:: Set problem ::
Go through the entries one line at a time, and gather every line that has the word "JSON".

═══

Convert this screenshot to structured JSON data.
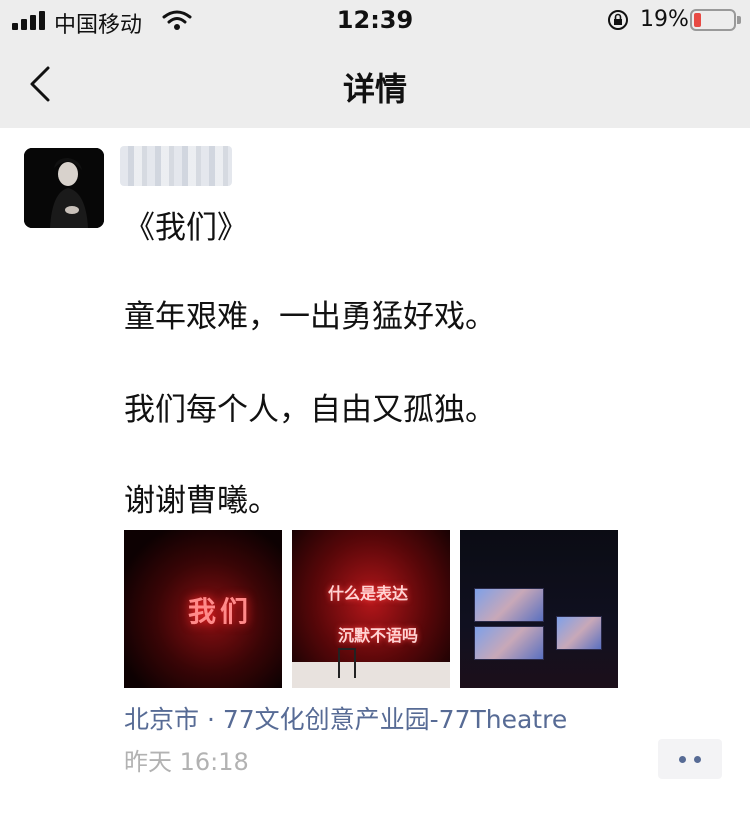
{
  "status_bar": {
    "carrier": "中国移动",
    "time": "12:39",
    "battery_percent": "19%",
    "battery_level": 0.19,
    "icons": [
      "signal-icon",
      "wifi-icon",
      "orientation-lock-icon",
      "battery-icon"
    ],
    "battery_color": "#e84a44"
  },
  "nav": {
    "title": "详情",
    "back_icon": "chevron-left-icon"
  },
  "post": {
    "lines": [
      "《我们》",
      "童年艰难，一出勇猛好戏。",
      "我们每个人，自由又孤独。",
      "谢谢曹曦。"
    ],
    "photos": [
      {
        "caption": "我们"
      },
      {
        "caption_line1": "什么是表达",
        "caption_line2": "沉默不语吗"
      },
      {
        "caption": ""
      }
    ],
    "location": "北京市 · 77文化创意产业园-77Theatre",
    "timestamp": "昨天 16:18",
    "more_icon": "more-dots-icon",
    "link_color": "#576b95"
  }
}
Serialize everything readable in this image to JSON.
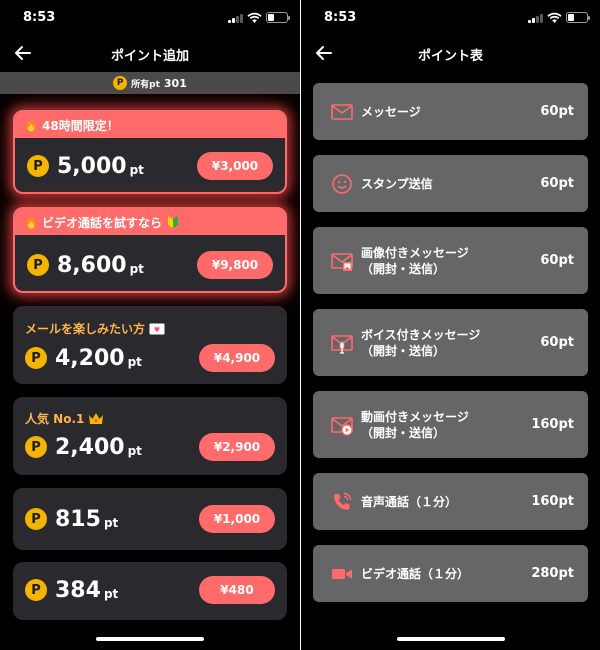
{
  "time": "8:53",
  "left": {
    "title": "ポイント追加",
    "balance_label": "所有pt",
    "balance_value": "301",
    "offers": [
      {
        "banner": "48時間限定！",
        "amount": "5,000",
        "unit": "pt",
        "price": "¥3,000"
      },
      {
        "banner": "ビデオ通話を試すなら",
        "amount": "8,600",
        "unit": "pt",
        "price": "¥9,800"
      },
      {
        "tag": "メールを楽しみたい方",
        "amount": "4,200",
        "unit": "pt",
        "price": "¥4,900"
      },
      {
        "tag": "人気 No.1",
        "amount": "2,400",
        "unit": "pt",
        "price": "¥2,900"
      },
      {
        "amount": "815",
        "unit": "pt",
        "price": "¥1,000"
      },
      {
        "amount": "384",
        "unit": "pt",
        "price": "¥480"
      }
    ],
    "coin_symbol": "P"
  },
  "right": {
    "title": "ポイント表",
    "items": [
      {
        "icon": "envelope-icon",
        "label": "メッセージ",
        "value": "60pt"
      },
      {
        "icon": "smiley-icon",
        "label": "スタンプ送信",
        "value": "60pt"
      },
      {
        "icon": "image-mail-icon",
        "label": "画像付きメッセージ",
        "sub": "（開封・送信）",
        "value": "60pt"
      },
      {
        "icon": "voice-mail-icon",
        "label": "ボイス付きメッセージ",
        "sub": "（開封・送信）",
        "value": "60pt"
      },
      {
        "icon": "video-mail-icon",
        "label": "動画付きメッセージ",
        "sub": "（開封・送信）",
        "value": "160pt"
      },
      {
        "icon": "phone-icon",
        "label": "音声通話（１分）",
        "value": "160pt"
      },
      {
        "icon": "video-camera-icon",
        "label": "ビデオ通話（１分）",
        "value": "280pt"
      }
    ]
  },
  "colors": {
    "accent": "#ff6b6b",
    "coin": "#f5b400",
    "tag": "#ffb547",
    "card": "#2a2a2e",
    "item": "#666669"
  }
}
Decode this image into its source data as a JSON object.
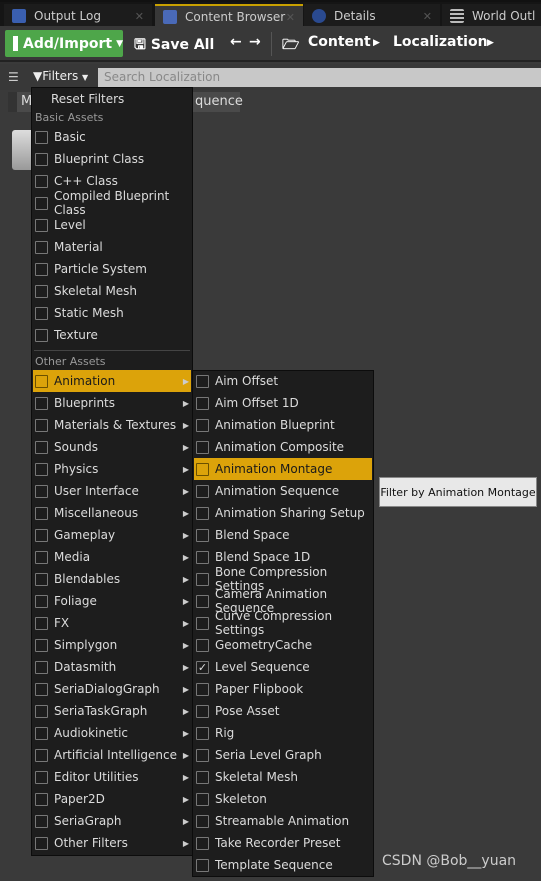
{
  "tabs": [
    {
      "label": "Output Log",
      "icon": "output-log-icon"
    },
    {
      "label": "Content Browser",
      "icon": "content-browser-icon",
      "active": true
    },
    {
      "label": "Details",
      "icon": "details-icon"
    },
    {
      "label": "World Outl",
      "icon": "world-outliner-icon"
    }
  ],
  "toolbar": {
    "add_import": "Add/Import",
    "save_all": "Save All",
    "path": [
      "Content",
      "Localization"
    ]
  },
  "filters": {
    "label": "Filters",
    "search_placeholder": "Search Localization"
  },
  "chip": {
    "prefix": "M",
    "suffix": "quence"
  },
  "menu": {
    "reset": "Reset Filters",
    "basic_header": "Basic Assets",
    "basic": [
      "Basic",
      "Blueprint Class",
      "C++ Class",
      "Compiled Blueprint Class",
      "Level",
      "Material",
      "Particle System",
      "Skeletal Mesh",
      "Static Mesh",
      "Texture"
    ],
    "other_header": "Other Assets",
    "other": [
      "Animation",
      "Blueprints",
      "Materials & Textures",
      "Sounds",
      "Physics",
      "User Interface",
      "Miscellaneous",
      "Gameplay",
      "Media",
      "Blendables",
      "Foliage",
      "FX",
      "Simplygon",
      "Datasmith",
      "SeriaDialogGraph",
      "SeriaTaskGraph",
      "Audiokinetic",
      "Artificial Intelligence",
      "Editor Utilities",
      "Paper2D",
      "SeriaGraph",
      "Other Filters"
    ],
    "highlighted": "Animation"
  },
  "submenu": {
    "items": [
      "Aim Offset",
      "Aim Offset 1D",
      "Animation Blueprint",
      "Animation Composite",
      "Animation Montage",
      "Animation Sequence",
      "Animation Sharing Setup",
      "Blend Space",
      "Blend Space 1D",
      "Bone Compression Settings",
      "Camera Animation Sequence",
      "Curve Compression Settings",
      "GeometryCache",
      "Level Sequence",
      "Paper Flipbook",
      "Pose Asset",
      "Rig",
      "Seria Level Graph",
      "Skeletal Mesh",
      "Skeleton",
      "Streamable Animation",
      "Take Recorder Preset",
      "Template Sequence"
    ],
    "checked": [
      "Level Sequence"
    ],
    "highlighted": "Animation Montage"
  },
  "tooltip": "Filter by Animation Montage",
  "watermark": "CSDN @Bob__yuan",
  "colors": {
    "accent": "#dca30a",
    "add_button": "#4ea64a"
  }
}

═══

:: Task answer ::
Convert this screenshot to structured JSON data.
Serialize everything readable in this image to JSON.
Decode this image into its source data as a JSON object.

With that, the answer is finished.